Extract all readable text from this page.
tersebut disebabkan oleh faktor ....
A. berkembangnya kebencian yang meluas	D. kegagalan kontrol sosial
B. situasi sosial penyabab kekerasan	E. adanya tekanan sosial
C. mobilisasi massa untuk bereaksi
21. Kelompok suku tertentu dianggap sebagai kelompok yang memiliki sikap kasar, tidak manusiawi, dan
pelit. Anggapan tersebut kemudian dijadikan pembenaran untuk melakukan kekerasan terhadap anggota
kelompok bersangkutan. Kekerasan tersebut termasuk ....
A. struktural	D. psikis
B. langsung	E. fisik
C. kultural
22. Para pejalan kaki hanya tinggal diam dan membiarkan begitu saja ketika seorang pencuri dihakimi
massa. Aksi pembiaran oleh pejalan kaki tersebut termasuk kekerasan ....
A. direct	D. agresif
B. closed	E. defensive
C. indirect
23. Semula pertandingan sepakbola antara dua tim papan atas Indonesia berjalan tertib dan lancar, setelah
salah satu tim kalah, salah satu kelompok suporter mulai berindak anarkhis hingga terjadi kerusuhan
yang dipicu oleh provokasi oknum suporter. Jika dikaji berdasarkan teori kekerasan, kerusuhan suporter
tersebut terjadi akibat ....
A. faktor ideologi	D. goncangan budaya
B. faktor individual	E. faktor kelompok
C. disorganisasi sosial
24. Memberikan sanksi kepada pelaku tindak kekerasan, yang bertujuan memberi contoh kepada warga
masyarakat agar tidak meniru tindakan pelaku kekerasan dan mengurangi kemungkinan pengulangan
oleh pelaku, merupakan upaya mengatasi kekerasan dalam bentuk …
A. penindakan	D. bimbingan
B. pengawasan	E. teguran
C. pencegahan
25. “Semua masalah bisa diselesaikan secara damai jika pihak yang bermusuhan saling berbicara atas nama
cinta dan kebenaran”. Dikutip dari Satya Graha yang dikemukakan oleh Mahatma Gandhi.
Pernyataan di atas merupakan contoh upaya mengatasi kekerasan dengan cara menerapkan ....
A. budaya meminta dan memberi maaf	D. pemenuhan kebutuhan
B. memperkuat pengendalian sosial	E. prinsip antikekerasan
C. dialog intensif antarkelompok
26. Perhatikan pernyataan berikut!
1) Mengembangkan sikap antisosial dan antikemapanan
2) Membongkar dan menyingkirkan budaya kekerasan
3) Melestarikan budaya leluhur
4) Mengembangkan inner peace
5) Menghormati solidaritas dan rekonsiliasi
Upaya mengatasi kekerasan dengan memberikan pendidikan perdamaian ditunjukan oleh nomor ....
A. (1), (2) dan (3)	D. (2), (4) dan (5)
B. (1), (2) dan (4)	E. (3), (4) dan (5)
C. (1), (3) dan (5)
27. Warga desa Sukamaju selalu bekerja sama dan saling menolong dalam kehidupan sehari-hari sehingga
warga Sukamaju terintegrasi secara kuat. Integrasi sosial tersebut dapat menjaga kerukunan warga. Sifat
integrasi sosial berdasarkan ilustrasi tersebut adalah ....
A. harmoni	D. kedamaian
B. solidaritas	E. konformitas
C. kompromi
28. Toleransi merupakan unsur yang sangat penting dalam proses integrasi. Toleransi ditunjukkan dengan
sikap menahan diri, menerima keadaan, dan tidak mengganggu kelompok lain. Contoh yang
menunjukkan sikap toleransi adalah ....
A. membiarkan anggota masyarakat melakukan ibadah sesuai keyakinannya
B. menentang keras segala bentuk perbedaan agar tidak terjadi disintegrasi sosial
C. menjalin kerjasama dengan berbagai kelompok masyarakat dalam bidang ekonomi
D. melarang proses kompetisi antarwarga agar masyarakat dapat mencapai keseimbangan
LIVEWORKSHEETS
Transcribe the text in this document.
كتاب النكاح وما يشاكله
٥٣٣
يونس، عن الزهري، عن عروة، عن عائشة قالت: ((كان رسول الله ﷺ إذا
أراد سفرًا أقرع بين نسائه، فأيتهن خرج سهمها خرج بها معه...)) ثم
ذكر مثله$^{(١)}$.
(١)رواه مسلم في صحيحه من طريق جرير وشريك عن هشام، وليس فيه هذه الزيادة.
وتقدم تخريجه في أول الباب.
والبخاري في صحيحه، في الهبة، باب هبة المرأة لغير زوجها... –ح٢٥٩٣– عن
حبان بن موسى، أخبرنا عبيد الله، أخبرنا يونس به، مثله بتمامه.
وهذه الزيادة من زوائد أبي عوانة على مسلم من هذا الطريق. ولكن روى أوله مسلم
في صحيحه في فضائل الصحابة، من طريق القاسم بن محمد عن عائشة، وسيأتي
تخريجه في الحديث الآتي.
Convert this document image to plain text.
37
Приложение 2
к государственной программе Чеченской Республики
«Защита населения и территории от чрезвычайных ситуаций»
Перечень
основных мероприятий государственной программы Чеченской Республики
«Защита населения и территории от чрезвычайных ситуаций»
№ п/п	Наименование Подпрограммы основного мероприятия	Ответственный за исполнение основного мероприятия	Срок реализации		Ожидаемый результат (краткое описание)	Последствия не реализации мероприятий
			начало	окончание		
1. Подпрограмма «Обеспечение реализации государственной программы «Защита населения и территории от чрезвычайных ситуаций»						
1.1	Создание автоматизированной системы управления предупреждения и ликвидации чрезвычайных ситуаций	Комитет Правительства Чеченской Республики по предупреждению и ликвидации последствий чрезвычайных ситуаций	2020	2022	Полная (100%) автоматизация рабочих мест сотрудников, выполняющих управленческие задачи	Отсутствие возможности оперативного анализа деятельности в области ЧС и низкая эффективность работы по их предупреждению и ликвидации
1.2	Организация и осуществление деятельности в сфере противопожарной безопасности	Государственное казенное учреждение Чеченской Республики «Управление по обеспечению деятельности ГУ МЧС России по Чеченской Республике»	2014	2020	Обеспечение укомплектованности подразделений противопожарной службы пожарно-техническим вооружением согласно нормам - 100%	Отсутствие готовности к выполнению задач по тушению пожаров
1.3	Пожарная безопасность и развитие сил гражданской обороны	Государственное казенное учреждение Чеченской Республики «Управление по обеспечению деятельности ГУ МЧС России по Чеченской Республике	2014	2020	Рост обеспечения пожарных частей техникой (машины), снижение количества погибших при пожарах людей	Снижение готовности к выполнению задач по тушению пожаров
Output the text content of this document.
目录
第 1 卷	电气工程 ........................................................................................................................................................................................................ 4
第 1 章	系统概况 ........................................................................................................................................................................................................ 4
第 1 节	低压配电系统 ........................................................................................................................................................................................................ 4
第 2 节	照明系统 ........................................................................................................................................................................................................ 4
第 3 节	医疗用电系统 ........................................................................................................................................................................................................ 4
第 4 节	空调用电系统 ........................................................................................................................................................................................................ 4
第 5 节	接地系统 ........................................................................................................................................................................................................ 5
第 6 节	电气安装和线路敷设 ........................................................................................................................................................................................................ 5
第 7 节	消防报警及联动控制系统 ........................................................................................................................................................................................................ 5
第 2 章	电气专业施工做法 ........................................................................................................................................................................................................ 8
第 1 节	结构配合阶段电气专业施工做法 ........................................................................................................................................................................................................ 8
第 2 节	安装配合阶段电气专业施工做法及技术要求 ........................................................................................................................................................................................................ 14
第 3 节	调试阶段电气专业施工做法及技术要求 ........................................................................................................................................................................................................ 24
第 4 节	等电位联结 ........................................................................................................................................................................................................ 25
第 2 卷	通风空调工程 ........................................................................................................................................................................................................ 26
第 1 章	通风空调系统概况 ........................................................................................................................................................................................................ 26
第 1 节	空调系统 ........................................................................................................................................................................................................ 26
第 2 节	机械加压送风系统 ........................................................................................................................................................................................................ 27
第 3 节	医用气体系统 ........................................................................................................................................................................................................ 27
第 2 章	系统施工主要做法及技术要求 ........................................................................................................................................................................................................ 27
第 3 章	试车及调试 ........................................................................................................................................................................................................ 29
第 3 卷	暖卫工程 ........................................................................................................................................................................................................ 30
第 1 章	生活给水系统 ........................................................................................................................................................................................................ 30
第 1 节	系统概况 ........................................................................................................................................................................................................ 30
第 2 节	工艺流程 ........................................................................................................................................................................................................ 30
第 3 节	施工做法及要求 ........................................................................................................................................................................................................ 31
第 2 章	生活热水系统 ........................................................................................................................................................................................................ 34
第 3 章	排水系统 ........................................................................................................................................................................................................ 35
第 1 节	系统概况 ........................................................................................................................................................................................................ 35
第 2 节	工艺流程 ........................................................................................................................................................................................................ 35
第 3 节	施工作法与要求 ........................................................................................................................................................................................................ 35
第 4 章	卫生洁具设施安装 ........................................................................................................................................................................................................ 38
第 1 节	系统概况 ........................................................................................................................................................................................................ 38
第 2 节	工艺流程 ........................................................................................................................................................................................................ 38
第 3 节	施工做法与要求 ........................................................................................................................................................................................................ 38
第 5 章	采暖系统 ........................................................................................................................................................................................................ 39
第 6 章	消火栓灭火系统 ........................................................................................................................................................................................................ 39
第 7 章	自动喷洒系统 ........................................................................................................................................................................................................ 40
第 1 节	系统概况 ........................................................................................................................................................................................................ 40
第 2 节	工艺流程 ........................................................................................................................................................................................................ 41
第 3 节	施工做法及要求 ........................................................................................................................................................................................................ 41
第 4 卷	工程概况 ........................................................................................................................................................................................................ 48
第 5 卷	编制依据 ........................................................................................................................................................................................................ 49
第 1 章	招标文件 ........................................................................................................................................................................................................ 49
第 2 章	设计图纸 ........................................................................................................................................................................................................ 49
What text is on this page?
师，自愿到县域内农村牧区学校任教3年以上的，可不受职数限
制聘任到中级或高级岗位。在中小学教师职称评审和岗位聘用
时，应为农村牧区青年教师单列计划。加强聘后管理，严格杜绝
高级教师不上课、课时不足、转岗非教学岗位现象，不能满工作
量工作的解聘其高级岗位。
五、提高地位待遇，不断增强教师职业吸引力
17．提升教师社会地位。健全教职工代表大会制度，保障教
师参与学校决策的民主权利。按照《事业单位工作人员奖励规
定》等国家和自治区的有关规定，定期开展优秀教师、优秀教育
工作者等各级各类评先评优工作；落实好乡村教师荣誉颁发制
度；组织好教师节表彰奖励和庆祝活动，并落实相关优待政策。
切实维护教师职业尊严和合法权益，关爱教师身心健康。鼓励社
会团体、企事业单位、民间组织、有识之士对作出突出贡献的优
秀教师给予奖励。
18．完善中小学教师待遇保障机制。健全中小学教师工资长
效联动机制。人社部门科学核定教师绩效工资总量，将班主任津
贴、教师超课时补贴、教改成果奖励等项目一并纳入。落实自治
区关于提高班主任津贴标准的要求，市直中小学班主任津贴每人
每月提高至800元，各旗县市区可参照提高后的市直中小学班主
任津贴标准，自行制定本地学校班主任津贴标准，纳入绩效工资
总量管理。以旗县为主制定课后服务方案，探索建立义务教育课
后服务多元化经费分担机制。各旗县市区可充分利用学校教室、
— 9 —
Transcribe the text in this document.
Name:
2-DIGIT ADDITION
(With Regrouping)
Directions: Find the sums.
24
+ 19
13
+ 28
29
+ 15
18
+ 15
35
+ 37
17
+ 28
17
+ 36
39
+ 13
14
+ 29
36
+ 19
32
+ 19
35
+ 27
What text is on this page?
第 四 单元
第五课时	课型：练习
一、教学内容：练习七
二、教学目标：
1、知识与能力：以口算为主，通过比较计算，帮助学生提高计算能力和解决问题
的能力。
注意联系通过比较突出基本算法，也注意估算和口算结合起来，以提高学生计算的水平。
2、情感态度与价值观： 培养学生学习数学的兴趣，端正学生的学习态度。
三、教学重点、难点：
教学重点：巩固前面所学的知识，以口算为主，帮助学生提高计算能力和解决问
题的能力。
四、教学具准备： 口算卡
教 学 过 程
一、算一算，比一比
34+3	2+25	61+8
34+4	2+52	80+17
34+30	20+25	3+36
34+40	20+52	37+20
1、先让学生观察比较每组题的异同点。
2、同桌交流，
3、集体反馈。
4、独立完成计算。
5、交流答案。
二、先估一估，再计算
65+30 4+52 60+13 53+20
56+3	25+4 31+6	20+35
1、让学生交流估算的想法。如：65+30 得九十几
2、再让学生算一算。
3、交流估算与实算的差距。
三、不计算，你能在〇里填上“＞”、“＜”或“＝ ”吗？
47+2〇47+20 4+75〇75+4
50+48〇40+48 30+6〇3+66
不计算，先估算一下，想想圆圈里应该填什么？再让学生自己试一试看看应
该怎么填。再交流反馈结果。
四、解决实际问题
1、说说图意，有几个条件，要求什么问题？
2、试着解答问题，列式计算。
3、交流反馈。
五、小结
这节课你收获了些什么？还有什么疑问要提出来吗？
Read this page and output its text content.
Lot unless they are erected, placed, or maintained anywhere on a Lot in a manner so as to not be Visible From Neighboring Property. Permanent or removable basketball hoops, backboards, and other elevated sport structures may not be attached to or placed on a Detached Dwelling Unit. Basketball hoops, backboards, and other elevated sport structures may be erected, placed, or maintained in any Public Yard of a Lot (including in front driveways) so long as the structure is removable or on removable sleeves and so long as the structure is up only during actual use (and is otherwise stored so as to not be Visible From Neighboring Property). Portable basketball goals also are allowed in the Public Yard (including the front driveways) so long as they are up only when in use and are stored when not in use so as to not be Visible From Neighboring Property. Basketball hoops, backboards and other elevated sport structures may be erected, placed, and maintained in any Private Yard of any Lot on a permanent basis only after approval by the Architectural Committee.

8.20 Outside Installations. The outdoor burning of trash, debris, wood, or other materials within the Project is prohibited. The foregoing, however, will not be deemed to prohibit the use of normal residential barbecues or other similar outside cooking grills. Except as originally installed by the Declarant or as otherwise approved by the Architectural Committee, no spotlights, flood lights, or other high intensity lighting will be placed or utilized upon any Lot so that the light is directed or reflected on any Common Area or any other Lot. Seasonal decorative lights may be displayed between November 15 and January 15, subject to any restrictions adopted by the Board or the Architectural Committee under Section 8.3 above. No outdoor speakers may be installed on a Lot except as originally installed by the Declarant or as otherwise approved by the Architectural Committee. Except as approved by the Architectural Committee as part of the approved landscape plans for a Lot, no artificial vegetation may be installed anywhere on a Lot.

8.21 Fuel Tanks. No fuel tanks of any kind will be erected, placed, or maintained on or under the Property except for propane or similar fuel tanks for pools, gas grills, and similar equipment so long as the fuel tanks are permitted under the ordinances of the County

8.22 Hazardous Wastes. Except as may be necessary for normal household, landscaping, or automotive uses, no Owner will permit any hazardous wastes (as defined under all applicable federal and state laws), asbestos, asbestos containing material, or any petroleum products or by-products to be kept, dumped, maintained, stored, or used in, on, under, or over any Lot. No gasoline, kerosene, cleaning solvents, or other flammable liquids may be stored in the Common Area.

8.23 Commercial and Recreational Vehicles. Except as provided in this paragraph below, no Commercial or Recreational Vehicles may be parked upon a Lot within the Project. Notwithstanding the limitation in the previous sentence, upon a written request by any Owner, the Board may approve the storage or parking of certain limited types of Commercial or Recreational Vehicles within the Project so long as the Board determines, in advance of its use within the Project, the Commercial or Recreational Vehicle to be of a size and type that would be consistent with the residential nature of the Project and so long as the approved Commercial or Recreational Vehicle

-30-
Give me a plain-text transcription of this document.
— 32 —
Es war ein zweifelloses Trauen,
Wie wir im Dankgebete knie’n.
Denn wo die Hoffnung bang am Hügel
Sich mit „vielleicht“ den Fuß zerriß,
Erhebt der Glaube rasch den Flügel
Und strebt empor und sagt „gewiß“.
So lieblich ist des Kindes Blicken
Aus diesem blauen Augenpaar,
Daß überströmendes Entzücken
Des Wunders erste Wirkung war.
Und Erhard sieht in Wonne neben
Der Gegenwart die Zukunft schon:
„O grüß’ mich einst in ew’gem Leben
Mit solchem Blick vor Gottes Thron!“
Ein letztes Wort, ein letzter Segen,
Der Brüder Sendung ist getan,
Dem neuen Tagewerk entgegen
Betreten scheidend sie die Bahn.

STATED PROBLEM: Using the entries above, return each line in which the word "تخريجه" occurs.

REPLY:
وتقدم تخريجه في أول الباب.
تخريجه في الحديث الآتي.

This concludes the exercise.